» **TASK**: Which lines hold the word "三明医学科技职业学院"? Copy each one.

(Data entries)
__________________________________________________

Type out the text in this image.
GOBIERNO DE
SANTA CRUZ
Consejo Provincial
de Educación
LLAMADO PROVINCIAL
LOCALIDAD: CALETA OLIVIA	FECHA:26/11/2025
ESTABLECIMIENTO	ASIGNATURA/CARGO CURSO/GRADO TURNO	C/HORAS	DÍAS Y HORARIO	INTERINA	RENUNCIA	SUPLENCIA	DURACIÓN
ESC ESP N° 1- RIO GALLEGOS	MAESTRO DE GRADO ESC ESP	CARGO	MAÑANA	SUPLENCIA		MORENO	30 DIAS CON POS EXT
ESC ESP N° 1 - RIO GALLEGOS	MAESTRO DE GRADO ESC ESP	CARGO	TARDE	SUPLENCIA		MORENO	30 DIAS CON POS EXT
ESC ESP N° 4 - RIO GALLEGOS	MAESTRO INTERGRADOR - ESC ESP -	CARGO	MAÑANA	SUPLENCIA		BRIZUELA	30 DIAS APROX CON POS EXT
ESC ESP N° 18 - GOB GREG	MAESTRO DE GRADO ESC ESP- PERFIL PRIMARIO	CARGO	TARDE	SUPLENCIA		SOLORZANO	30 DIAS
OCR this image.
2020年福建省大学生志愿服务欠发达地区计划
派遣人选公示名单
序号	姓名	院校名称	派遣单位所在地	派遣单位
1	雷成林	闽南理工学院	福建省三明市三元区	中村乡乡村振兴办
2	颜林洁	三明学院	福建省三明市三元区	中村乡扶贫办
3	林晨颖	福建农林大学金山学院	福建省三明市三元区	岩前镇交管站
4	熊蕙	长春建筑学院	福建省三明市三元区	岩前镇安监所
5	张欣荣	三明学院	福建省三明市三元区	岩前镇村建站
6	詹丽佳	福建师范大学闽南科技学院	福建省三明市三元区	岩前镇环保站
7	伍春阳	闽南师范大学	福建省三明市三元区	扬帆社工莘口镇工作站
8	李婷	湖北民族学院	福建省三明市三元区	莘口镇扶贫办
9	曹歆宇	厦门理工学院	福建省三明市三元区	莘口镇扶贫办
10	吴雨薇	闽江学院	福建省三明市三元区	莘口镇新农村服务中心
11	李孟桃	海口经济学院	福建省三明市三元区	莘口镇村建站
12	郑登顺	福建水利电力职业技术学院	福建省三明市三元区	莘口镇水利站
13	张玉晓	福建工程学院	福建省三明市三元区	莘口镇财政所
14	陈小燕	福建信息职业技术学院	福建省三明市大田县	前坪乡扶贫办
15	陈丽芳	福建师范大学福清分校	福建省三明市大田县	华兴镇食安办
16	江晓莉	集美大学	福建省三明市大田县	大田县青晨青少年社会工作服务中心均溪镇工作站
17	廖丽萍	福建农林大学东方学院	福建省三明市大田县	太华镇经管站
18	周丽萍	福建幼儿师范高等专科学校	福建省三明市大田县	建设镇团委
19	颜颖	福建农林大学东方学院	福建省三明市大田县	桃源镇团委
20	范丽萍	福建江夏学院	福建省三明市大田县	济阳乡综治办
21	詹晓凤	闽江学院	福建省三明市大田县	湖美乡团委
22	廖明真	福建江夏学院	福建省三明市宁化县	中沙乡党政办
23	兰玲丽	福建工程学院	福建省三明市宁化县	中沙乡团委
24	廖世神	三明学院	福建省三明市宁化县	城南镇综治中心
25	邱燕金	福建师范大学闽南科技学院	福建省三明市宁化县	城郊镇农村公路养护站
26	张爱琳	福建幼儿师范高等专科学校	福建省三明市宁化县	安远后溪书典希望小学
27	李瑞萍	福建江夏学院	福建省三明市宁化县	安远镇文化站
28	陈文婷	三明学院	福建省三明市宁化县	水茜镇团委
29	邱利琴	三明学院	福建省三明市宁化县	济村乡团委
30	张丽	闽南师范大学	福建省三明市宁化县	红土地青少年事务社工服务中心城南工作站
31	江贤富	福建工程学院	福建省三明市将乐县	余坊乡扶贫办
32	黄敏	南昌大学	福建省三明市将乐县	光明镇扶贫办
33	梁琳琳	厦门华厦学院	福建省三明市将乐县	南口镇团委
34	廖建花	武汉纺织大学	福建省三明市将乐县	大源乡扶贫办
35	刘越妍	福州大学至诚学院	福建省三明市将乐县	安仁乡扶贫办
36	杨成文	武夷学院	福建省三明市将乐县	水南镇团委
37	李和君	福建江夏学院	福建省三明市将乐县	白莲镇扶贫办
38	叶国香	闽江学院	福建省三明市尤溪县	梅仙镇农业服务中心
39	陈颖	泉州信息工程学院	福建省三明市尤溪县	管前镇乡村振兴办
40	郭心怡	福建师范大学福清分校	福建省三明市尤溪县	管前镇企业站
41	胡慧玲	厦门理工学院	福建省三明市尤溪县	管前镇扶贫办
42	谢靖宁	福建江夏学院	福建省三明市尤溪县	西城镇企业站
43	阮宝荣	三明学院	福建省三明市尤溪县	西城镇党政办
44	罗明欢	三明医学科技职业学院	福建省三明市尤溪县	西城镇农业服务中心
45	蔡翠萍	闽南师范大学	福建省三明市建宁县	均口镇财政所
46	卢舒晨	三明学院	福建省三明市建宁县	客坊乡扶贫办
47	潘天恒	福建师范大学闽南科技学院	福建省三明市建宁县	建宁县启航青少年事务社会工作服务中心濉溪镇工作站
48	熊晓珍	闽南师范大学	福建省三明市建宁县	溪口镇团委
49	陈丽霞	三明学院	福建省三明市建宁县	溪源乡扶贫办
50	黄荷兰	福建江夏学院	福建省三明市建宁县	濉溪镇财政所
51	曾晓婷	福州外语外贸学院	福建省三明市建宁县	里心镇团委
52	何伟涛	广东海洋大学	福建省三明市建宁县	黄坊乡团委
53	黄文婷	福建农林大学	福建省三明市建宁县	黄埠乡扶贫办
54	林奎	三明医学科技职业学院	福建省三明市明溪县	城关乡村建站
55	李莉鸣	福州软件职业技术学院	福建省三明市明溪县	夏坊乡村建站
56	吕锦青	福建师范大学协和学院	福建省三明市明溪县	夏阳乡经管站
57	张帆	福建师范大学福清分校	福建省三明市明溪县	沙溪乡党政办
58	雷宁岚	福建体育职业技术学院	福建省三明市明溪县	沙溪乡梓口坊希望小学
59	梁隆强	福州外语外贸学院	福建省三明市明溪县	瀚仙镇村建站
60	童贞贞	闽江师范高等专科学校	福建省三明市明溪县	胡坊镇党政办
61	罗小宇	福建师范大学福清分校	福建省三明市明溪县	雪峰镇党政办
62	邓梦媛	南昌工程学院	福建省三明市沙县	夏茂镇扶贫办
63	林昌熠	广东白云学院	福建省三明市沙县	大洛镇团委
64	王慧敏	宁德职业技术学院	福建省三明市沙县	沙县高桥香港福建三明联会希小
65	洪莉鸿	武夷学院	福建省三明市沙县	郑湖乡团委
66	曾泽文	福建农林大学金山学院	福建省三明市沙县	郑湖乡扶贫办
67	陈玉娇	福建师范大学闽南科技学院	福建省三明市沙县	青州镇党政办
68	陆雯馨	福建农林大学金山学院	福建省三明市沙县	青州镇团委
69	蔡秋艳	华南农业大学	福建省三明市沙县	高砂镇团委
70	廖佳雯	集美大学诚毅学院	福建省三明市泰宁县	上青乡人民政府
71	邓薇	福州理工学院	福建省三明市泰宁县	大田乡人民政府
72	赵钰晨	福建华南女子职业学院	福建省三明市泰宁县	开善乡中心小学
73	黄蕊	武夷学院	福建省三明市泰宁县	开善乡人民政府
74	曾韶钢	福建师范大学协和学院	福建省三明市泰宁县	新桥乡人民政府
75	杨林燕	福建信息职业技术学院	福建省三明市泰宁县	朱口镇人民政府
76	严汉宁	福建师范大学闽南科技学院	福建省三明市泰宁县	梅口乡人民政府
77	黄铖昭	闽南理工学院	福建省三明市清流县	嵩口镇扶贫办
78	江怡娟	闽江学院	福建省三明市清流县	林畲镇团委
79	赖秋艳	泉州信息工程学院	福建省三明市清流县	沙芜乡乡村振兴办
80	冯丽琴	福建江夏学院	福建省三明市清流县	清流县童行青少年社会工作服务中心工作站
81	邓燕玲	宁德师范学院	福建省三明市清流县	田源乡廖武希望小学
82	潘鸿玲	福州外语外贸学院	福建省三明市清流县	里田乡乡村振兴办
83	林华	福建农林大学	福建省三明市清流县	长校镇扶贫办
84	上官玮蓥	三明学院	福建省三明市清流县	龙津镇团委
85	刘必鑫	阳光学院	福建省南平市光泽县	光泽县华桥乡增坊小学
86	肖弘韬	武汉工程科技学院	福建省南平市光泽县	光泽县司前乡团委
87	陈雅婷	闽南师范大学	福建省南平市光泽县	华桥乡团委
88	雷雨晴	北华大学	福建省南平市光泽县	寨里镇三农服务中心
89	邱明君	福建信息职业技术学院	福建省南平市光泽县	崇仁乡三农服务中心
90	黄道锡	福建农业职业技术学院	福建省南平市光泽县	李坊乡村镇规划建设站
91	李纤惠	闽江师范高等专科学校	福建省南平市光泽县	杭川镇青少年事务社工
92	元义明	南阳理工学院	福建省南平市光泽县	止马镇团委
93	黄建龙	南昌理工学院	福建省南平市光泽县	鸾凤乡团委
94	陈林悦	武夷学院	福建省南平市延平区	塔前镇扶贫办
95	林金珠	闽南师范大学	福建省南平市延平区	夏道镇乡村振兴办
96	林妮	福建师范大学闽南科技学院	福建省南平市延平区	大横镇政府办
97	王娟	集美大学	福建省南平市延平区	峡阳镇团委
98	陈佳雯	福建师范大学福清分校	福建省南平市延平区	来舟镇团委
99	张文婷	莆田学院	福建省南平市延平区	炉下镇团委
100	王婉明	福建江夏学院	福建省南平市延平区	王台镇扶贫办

__________________________________________________

» **RESULT OF THIS TASK**:
44	罗明欢	三明医学科技职业学院	福建省三明市尤溪县	西城镇农业服务中心
54	林奎	三明医学科技职业学院	福建省三明市明溪县	城关乡村建站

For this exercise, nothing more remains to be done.